Work out how many lines in the listing below include the word "فـإن"; answer with the number alone.

→ Dataset entries
■ ■ ■ ■ ■
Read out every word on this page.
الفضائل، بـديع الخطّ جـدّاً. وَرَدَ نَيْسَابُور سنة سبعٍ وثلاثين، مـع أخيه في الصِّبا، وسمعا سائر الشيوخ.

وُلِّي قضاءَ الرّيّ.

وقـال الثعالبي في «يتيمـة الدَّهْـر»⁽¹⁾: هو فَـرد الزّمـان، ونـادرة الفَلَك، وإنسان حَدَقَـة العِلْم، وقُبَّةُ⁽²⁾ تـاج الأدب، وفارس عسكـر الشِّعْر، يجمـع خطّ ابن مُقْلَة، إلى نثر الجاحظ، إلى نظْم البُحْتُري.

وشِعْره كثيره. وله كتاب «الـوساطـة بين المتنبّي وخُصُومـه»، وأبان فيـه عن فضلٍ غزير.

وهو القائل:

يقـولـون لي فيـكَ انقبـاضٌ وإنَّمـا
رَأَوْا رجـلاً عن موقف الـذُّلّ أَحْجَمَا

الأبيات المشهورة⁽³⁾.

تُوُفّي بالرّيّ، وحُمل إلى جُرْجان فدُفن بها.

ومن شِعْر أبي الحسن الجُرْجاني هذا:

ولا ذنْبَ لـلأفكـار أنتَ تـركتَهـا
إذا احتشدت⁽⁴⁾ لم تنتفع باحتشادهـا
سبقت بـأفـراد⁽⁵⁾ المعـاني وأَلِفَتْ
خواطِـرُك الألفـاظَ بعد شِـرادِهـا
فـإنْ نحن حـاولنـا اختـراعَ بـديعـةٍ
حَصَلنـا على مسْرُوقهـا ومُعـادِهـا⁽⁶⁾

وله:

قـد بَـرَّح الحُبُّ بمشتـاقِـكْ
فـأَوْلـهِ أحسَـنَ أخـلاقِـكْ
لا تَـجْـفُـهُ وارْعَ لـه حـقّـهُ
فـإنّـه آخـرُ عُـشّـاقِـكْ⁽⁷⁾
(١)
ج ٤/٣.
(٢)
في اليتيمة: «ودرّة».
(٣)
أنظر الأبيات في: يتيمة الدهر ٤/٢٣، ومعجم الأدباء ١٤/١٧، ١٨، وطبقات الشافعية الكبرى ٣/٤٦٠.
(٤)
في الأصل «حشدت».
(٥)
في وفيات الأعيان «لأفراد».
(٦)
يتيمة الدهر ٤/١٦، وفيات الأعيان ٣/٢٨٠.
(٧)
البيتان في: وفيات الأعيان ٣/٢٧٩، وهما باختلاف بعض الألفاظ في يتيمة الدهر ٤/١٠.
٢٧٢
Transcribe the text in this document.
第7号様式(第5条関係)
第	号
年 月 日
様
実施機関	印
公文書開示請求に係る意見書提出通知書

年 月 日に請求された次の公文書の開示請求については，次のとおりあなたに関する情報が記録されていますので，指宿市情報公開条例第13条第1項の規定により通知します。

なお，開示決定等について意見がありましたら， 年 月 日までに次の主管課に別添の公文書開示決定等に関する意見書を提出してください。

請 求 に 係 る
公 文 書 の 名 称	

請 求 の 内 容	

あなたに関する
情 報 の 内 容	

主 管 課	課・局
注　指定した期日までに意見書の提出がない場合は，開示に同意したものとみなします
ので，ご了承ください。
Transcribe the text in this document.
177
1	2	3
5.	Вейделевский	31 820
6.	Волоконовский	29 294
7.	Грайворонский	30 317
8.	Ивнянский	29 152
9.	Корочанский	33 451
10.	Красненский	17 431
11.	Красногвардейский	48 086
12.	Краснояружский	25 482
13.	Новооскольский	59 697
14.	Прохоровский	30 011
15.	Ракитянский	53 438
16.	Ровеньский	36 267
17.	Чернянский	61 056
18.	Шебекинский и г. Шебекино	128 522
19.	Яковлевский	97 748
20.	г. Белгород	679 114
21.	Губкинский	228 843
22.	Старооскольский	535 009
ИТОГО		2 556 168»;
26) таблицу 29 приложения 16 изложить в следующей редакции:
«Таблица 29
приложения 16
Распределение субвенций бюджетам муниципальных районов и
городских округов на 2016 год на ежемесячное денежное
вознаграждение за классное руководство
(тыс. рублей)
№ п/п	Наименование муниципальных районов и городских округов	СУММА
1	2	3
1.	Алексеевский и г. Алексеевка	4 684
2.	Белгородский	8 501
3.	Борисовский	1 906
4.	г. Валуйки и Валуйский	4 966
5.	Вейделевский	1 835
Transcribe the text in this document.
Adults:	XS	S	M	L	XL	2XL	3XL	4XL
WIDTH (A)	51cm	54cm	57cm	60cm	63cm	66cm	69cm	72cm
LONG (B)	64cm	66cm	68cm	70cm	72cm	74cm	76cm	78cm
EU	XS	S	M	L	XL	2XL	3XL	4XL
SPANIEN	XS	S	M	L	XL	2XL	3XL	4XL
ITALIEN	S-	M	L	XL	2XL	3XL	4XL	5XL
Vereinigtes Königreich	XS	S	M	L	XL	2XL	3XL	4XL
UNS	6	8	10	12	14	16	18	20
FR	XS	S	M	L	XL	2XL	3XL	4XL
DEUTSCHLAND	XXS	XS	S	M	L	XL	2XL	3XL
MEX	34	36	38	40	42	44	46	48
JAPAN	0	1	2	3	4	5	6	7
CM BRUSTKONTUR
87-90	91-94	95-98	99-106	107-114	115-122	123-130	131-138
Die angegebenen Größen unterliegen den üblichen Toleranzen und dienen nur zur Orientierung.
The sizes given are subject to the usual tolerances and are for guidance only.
■ ■ ■ ■ ■
→ OUTPUT FOR THIS TASK
2